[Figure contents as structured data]

::::

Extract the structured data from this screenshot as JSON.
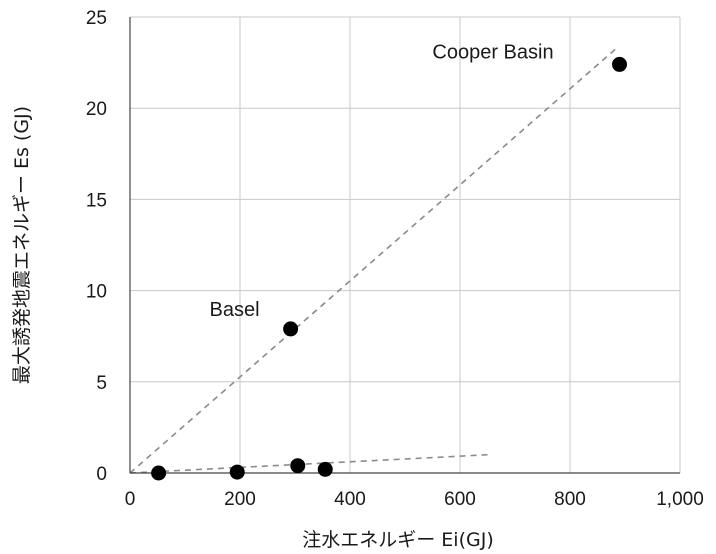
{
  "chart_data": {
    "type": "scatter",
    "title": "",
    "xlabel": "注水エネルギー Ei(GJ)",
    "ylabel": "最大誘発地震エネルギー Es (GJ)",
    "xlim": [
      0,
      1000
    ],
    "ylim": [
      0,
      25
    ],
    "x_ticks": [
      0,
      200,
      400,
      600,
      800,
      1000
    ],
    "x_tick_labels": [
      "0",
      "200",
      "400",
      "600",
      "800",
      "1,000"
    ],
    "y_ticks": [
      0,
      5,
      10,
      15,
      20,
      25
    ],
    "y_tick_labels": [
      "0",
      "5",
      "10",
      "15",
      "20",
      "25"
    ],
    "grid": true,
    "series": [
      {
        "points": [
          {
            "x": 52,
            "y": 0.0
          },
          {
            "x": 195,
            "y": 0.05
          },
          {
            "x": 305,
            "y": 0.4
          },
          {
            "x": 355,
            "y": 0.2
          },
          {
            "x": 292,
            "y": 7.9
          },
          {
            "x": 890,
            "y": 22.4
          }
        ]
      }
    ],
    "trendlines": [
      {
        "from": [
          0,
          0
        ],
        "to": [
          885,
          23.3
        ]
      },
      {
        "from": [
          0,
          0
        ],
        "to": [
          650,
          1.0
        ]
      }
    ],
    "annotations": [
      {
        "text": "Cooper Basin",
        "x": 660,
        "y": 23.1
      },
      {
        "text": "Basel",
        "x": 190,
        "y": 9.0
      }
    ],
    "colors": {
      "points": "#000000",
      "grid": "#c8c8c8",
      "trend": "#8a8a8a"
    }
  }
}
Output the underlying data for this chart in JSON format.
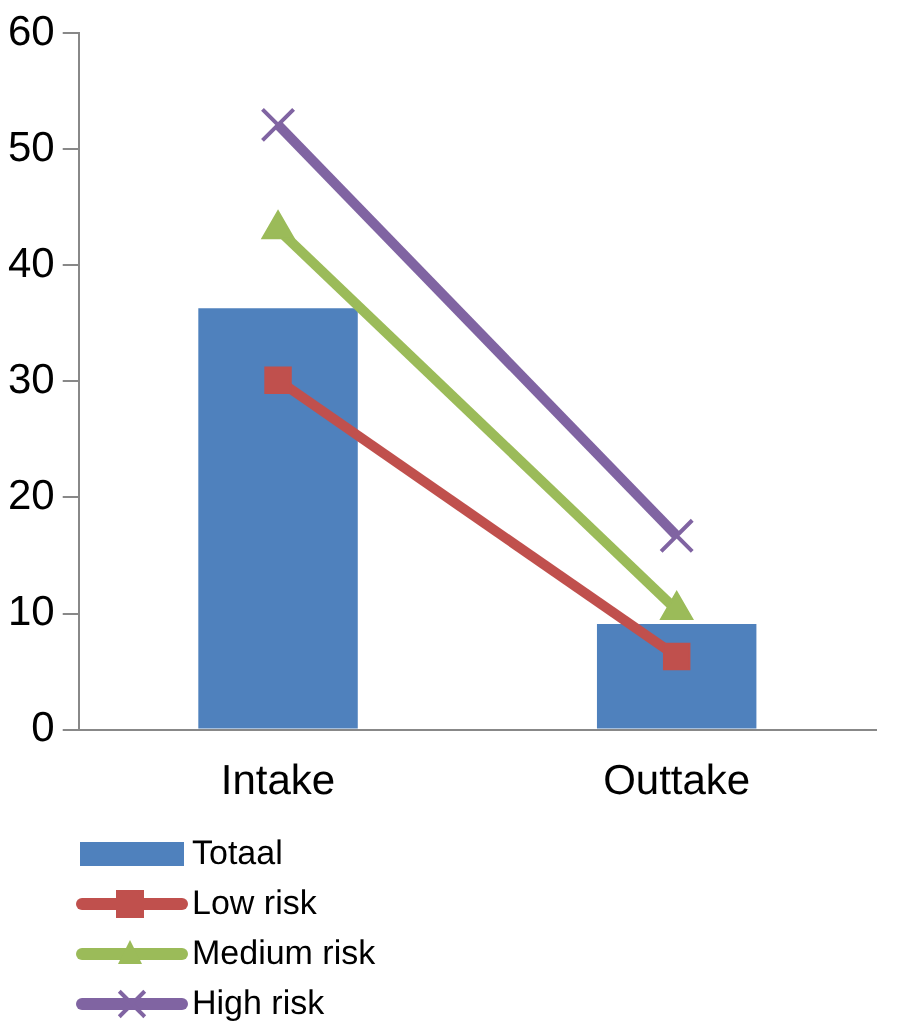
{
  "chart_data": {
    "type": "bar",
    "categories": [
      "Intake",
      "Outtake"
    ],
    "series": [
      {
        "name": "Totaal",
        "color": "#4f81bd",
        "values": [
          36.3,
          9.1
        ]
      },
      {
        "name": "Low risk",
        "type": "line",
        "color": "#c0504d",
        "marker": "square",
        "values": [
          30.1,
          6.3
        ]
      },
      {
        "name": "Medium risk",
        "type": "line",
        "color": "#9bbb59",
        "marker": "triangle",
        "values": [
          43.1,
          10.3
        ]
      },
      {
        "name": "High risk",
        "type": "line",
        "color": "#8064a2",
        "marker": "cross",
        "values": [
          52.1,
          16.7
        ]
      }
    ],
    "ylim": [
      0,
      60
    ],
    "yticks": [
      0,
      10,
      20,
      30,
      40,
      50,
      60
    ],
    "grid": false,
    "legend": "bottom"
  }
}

::::

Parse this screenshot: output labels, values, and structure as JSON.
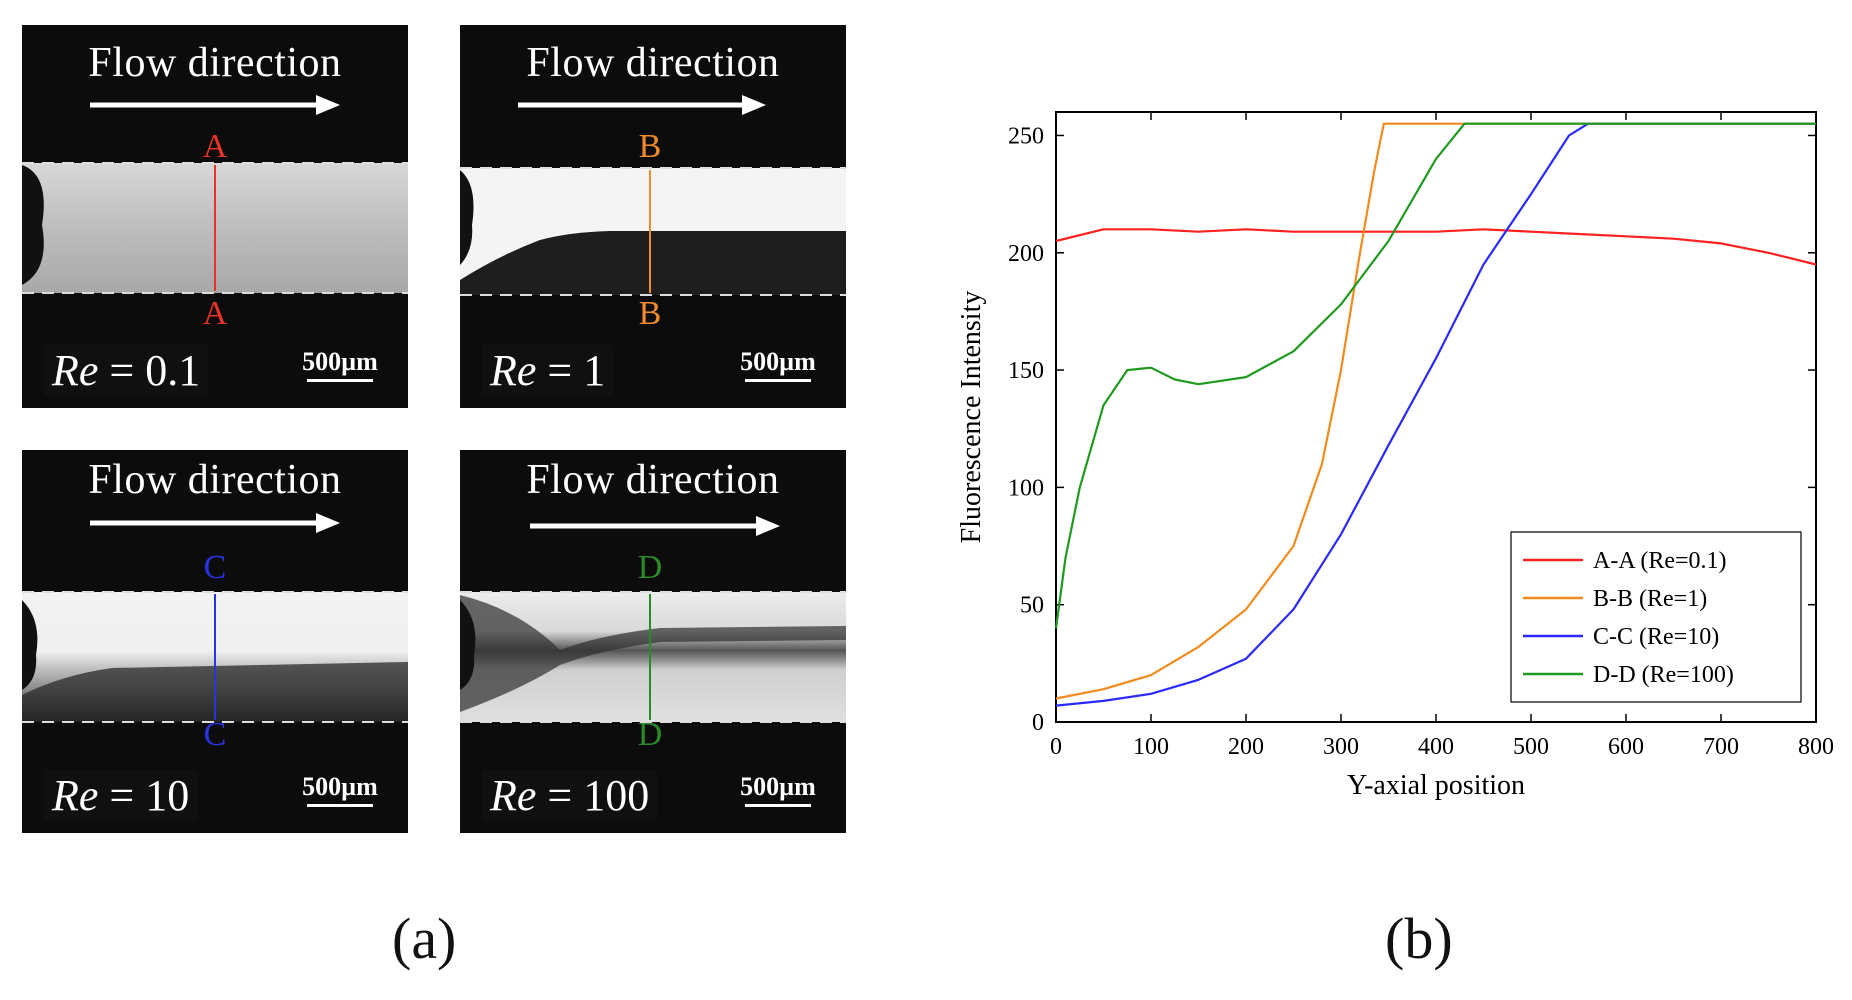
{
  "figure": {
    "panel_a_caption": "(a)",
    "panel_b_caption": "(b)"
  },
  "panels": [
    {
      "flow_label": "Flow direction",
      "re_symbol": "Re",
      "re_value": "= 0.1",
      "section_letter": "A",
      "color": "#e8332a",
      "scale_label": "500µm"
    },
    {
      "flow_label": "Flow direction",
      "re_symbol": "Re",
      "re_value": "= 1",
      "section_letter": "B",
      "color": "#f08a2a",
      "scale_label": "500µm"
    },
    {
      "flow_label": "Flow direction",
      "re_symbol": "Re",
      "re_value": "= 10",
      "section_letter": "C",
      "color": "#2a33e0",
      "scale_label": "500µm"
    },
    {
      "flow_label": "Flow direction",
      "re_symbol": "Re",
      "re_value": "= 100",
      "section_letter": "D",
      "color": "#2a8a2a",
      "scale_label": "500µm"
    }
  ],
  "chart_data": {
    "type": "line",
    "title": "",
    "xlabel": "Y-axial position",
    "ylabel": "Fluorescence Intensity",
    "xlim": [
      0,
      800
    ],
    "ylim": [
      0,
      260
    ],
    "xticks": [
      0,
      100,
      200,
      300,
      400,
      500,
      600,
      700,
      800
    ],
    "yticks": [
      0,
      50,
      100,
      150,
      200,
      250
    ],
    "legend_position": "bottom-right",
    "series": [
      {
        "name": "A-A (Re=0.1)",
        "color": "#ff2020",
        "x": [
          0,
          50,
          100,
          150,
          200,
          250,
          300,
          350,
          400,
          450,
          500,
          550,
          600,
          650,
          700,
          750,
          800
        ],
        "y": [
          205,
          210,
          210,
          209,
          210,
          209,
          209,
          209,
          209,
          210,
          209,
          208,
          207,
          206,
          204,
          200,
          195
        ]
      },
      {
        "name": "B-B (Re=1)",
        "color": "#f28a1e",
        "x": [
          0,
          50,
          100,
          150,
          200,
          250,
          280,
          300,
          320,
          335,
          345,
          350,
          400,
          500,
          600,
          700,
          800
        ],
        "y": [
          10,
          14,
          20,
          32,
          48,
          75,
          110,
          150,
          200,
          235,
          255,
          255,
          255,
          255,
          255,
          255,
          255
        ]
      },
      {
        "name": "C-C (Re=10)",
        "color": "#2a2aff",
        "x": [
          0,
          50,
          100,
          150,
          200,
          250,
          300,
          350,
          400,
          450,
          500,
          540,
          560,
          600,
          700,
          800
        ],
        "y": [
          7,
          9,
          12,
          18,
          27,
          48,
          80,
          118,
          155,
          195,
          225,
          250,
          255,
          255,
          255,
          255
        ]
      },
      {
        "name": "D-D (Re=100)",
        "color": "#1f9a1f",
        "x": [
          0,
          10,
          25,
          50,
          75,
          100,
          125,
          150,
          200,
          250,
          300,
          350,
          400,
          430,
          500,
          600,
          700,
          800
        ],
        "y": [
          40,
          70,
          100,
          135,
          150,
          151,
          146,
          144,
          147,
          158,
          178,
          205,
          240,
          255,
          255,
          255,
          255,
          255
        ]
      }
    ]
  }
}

::::

Check each line in the listing above for the string "screenshot", then report how many lines contain it, with no other text.

2